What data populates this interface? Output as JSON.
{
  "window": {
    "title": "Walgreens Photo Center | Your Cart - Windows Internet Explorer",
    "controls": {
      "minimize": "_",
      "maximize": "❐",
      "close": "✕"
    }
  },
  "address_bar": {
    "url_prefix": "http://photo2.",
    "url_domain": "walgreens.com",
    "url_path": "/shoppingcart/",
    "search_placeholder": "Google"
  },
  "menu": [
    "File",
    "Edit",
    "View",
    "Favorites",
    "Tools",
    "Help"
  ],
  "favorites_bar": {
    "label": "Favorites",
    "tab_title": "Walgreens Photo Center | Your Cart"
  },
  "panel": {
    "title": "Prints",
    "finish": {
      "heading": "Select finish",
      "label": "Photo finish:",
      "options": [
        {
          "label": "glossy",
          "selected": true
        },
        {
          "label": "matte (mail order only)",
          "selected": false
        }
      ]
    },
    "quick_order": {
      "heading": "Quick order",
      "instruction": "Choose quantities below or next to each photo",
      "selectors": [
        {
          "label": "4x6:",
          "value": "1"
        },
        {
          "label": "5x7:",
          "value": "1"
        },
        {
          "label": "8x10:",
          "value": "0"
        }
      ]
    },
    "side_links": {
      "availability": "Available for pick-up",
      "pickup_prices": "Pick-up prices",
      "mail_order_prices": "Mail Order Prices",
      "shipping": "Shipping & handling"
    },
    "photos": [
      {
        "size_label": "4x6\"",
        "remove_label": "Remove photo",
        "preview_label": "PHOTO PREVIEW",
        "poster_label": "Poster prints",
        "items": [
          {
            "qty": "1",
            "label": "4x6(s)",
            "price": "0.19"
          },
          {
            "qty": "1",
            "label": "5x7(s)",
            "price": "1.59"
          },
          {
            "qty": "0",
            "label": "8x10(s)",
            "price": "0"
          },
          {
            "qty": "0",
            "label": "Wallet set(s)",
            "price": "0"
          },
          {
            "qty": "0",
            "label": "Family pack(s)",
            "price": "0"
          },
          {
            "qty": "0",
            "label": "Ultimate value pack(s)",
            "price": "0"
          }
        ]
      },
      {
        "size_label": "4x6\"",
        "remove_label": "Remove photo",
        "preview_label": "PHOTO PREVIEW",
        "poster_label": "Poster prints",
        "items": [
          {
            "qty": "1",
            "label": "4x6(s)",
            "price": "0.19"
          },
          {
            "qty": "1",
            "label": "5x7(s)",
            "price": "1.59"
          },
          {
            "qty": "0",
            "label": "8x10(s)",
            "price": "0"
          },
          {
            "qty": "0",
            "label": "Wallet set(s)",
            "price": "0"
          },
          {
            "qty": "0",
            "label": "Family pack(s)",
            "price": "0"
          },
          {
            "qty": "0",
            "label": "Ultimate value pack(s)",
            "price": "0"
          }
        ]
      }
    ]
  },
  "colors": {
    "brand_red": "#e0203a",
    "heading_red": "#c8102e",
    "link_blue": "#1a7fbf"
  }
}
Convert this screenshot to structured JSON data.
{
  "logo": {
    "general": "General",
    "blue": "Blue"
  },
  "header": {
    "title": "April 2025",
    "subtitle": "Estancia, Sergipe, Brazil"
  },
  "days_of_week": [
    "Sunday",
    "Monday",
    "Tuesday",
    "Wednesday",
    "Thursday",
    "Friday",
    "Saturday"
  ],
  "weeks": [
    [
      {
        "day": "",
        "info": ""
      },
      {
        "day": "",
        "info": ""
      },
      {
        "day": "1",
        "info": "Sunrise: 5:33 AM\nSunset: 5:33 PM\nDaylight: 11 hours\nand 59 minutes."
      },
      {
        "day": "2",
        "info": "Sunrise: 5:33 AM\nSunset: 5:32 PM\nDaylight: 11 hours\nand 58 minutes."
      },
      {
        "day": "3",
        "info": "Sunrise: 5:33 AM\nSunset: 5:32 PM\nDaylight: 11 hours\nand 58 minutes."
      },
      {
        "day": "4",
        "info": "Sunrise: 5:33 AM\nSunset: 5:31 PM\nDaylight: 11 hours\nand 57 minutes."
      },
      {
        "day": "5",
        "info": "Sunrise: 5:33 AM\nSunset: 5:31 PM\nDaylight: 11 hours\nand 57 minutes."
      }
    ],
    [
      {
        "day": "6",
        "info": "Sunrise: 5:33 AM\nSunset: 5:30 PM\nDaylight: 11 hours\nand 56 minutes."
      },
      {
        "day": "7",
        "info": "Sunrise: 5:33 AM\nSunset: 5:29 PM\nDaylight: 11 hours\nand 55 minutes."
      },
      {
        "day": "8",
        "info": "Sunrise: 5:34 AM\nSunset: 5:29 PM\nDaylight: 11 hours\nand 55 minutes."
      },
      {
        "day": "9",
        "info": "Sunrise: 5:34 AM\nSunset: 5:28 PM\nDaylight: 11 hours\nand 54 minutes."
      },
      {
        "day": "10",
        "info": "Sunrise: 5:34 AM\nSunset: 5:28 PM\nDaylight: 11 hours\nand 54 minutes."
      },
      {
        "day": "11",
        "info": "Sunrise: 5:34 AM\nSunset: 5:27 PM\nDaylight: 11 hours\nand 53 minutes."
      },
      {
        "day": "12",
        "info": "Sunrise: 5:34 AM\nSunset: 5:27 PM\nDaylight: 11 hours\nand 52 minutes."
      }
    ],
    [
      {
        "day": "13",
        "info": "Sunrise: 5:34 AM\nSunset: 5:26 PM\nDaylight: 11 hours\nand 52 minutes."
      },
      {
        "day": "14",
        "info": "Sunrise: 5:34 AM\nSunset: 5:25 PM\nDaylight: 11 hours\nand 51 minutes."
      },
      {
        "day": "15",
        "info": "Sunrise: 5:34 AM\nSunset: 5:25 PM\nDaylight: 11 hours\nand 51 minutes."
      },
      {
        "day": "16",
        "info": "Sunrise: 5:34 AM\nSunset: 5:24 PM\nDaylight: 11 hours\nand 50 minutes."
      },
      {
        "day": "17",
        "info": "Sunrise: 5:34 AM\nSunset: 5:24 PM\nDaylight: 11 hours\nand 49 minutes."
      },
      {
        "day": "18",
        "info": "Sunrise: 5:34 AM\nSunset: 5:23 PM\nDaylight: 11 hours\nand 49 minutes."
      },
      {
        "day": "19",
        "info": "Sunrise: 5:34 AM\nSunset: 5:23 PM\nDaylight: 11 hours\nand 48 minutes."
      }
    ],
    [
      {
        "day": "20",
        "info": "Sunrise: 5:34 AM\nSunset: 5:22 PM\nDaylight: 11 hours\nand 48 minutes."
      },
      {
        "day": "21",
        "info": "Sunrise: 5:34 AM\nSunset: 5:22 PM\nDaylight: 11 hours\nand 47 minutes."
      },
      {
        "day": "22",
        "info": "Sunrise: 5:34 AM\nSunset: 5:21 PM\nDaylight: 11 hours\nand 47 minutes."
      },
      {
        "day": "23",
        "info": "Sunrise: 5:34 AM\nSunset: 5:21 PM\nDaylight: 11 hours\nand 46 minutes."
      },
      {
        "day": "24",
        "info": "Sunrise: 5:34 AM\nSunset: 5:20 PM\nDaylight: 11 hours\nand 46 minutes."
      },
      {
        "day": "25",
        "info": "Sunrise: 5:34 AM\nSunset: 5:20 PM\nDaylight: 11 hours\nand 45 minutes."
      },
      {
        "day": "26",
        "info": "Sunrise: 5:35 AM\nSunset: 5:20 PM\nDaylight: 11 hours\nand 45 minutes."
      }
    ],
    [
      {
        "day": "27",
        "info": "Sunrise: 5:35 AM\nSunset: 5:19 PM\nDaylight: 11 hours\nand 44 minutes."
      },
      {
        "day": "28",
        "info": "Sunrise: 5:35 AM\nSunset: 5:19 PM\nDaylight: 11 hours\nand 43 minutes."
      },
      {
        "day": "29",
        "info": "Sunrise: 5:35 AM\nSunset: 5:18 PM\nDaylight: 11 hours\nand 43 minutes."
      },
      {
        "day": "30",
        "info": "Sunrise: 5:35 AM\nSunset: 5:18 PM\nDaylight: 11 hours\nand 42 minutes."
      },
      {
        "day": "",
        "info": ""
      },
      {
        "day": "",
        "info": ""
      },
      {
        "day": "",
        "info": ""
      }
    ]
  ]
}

==========

> **THE EXERCISE**:
Leave out every line without the string "Your" and copy the rest.

> **RESPONSE TO THE EXERCISE**:
    "title": "Walgreens Photo Center | Your Cart - Windows Internet Explorer",
    "tab_title": "Walgreens Photo Center | Your Cart"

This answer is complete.